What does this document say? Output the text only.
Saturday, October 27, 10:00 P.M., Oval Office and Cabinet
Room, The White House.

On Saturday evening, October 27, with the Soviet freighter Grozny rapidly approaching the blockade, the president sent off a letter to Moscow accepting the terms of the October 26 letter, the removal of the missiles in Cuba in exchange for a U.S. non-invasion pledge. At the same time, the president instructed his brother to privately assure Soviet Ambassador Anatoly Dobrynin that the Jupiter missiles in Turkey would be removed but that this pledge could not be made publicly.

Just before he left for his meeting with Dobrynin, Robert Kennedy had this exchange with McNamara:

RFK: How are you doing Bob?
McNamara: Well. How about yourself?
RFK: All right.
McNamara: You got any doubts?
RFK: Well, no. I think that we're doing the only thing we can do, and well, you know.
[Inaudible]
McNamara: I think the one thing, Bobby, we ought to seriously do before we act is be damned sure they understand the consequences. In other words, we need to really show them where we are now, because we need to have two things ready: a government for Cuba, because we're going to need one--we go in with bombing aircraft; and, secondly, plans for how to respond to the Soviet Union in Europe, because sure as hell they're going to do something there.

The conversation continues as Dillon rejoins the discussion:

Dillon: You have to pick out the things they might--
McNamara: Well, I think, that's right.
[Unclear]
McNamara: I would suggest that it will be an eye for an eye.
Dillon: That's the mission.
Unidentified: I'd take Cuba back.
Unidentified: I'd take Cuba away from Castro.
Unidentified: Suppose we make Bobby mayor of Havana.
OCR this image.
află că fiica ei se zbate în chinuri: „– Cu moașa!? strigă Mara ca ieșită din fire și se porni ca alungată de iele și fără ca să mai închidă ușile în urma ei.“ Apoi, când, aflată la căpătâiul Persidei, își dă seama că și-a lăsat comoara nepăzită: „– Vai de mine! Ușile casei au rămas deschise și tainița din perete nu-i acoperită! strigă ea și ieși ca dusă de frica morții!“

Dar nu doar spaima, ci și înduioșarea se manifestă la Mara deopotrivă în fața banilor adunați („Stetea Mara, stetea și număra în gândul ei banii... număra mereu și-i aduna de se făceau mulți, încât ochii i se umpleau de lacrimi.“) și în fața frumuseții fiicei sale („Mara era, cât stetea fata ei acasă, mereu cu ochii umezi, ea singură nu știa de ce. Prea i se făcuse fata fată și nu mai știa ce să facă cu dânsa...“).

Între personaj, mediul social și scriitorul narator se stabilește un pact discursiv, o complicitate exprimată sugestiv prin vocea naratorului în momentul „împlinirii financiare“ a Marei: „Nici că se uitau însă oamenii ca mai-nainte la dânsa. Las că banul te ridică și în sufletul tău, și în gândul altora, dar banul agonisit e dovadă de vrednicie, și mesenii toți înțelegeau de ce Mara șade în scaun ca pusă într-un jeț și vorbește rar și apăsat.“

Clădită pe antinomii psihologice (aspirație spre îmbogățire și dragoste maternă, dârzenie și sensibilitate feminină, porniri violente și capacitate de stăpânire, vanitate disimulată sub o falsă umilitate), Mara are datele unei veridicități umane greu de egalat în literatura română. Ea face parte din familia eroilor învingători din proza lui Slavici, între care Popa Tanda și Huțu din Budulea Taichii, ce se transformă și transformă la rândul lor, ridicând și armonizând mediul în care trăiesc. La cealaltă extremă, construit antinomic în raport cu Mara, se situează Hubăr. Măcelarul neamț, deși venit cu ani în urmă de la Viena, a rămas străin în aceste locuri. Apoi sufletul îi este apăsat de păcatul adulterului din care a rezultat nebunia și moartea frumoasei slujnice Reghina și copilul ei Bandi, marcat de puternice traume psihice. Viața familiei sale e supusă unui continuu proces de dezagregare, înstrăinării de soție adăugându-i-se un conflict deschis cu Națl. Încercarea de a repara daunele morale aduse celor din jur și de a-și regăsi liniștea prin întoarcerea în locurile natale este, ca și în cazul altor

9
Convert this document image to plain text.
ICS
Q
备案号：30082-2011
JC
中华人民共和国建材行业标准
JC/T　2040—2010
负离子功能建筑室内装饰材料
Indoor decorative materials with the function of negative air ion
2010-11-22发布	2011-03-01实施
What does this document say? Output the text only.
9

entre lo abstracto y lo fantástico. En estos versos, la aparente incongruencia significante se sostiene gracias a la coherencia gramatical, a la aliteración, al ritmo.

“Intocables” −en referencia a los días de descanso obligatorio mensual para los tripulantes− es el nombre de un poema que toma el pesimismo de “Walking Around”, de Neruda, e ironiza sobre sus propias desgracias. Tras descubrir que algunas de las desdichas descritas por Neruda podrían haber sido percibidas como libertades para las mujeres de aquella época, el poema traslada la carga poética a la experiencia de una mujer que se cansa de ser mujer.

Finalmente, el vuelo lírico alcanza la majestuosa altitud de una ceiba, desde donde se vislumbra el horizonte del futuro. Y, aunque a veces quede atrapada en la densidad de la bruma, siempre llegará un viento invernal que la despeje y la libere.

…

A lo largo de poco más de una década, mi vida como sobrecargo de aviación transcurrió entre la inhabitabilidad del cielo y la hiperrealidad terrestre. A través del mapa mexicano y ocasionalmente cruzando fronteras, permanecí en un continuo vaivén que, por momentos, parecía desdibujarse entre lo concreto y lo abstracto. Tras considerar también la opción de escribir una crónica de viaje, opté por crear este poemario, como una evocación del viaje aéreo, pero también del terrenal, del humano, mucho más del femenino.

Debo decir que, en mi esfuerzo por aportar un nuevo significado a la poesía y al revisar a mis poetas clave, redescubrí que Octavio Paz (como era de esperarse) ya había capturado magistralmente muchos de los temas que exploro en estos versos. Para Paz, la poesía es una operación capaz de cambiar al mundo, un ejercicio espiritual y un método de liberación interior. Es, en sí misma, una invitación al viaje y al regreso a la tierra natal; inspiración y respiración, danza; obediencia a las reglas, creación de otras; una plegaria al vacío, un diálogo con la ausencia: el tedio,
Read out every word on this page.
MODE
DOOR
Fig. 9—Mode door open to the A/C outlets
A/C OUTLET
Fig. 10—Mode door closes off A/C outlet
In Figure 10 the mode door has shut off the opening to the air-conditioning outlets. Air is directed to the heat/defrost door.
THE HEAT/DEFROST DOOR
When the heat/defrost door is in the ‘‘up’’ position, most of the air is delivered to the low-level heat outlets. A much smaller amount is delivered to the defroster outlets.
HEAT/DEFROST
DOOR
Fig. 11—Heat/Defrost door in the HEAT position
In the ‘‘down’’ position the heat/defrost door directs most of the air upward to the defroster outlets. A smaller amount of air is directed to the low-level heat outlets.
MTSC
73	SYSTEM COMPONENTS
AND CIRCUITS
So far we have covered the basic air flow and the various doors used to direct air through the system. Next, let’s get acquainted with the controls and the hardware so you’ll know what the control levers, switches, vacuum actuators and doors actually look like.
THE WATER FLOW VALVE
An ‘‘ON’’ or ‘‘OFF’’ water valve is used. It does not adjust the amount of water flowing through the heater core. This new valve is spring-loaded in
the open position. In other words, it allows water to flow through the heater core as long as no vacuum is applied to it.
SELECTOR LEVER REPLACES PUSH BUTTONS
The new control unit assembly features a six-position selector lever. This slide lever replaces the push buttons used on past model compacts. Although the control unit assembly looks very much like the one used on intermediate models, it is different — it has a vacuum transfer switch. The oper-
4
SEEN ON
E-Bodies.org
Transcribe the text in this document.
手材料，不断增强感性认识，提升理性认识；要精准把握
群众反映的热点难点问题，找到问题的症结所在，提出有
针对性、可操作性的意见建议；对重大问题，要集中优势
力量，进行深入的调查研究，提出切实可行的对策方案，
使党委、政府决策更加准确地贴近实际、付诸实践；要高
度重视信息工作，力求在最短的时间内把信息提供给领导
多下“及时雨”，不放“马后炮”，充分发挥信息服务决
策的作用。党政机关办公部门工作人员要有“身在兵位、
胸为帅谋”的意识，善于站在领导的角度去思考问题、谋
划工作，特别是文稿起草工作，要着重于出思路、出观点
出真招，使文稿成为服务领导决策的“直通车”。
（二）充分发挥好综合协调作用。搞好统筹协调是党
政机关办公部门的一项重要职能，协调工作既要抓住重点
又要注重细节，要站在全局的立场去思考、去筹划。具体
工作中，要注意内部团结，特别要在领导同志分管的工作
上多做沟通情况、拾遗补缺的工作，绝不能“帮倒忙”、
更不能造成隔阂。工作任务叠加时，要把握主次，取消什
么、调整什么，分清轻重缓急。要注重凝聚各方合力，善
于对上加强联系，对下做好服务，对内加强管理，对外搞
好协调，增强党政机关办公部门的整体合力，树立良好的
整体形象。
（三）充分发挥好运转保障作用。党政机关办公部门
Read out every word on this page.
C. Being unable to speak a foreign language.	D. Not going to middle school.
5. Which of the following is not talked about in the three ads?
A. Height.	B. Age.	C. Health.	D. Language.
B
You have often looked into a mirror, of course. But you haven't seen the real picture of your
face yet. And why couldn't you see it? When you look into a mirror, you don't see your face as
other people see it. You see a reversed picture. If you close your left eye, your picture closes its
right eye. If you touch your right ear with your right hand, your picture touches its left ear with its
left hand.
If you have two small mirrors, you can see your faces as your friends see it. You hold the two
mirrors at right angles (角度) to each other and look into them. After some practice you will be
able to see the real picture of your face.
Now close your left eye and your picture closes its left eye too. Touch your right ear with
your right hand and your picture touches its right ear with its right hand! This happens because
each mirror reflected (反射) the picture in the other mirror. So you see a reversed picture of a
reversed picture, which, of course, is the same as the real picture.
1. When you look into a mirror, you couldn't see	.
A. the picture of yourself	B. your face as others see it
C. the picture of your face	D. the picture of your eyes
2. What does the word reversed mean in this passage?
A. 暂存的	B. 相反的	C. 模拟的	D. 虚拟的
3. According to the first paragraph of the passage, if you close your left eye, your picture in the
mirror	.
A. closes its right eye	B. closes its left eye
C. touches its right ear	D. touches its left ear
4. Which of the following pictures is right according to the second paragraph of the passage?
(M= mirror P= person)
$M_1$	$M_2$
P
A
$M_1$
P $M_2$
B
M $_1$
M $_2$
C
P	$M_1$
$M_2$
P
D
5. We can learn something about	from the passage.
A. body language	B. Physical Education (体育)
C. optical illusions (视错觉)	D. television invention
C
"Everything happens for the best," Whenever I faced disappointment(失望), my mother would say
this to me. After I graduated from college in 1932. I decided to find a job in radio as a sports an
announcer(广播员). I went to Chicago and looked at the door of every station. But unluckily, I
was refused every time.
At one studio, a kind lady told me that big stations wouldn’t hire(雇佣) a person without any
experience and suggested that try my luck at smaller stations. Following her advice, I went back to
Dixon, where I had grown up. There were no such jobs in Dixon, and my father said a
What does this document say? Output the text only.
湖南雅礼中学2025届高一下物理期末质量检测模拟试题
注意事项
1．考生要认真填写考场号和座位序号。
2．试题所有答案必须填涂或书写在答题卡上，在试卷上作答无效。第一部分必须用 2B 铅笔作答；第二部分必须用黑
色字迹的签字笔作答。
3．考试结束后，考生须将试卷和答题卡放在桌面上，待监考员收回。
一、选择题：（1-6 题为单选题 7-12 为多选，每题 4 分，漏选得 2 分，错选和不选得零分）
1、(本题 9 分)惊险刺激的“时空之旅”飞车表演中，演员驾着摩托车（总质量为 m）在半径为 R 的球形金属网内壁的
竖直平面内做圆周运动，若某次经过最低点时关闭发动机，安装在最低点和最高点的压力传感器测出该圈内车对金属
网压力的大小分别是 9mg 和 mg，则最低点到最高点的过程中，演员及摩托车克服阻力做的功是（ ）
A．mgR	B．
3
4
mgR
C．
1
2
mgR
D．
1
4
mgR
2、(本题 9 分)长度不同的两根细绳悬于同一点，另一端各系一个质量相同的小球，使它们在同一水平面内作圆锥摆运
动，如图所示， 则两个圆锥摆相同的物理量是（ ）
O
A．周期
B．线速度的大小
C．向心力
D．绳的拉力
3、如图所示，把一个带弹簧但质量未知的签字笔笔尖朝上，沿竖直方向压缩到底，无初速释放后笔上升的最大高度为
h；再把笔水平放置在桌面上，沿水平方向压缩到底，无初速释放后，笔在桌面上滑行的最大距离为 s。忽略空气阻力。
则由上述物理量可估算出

————

● **Short exercise**
Where a line in the material above holds "looked", copy that line.

● **Correct output**
You have often looked into a mirror, of course. But you haven't seen the real picture of your
announcer(广播员). I went to Chicago and looked at the door of every station. But unluckily, I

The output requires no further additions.